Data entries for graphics
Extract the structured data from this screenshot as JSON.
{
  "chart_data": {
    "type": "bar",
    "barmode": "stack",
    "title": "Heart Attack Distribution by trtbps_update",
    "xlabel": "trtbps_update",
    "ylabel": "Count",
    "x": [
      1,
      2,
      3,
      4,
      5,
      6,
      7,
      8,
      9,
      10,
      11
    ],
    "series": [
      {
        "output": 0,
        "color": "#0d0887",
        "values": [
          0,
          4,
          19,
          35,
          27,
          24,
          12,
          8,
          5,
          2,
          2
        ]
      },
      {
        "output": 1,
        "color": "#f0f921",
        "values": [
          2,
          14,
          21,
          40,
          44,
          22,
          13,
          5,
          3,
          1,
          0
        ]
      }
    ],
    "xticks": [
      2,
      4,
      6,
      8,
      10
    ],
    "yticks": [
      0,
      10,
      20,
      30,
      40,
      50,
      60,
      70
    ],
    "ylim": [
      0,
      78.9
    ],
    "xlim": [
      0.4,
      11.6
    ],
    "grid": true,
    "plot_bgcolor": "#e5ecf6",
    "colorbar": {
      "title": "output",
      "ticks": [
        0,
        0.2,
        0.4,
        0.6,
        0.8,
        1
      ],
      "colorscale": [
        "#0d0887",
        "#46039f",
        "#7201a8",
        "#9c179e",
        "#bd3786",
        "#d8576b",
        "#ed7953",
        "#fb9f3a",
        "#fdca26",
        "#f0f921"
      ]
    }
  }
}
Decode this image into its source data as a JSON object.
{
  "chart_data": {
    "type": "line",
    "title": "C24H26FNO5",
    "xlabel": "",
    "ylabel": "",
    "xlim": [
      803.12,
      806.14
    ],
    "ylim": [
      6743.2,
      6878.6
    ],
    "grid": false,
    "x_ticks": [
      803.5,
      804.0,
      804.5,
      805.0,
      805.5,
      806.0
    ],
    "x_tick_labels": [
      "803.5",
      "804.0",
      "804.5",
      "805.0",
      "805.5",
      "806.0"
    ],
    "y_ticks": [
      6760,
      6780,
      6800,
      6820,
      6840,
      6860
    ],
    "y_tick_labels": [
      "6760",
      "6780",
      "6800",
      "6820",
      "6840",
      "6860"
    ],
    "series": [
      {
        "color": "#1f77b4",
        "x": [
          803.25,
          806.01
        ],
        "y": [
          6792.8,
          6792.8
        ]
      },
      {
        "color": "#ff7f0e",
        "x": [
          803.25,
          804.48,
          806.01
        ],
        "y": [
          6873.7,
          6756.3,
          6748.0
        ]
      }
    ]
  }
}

◆ **TASK GOAL**:
Pick out all lines containing the string "title".

◆ **CORRECT ANSWER**:
    "title": "Heart Attack Distribution by trtbps_update",
      "title": "output",
    "title": "C24H26FNO5",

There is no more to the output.